Every line below that holds the string "Введите" should be copied out.

--- begin INPUT FOR THIS TASK ---

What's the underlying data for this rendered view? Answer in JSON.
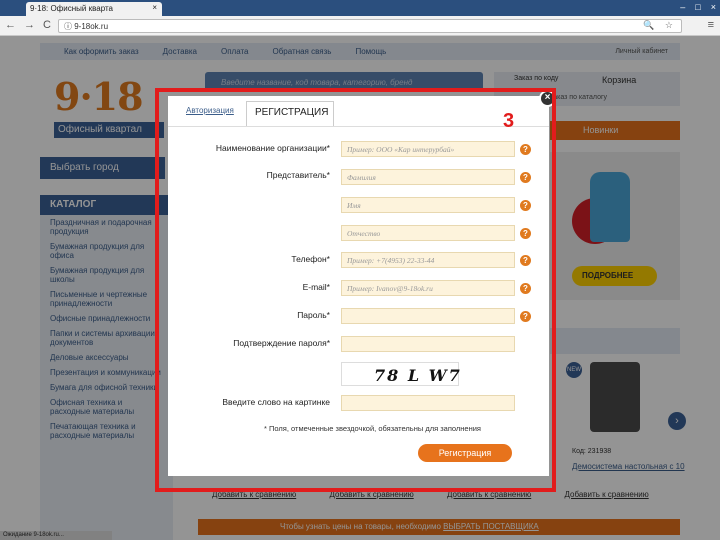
{
  "browser": {
    "tab_title": "9·18: Офисный кварта",
    "tab_close": "×",
    "window_buttons": [
      "–",
      "□",
      "×"
    ],
    "nav_icons": [
      "←",
      "→",
      "C"
    ],
    "url": "ⓘ 9-18ok.ru",
    "url_icons": "🔍 ☆",
    "menu_icon": "≡",
    "status": "Ожидание 9-18ok.ru..."
  },
  "site": {
    "topnav": [
      "Как оформить заказ",
      "Доставка",
      "Оплата",
      "Обратная связь",
      "Помощь"
    ],
    "personal_cabinet": "Личный кабинет",
    "logo": "9·18",
    "logo_sub": "Офисный квартал",
    "search_placeholder": "Введите название, код товара, категорию, бренд",
    "order_by_code": "Заказ по коду",
    "cart": "Корзина",
    "catalog_order": "Заказ по каталогу",
    "new_items": "Новинки",
    "choose_city": "Выбрать город",
    "catalog_title": "КАТАЛОГ",
    "catalog_items": [
      "Праздничная и подарочная продукция",
      "Бумажная продукция для офиса",
      "Бумажная продукция для школы",
      "Письменные и чертежные принадлежности",
      "Офисные принадлежности",
      "Папки и системы архивации документов",
      "Деловые аксессуары",
      "Презентация и коммуникации",
      "Бумага для офисной техники",
      "Офисная техника и расходные материалы",
      "Печатающая техника и расходные материалы"
    ],
    "more_button": "ПОДРОБНЕЕ",
    "new_badge": "NEW",
    "next_arrow": "›",
    "product_code": "Код: 231938",
    "product_name": "Демосистема настольная с 10",
    "compare_links": [
      "Добавить к сравнению",
      "Добавить к сравнению",
      "Добавить к сравнению",
      "Добавить к сравнению"
    ],
    "bottom_bar_text": "Чтобы узнать цены на товары, необходимо",
    "bottom_bar_link": "ВЫБРАТЬ ПОСТАВЩИКА"
  },
  "modal": {
    "tab_login": "Авторизация",
    "tab_register": "РЕГИСТРАЦИЯ",
    "close": "×",
    "labels": {
      "org": "Наименование организации*",
      "rep": "Представитель*",
      "phone": "Телефон*",
      "email": "E-mail*",
      "password": "Пароль*",
      "password_confirm": "Подтверждение пароля*",
      "captcha_word": "Введите слово на картинке"
    },
    "placeholders": {
      "org": "Пример: ООО «Кар интерурбай»",
      "surname": "Фамилия",
      "name": "Имя",
      "patronymic": "Отчество",
      "phone": "Пример: +7(4953) 22-33-44",
      "email": "Пример: Ivanov@9-18ok.ru"
    },
    "help": "?",
    "captcha_text": "78 L W7",
    "required_note": "* Поля, отмеченные звездочкой, обязательны для заполнения",
    "submit": "Регистрация"
  },
  "annotation": {
    "step": "3"
  },
  "colors": {
    "brand_blue": "#3c6196",
    "brand_orange": "#e7731c",
    "annotation_red": "#e21c1c",
    "input_bg": "#fdf3dc"
  }
}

--- end INPUT FOR THIS TASK ---

* CORRECT ANSWER *
    "search_placeholder": "Введите название, код товара, категорию, бренд",
      "captcha_word": "Введите слово на картинке"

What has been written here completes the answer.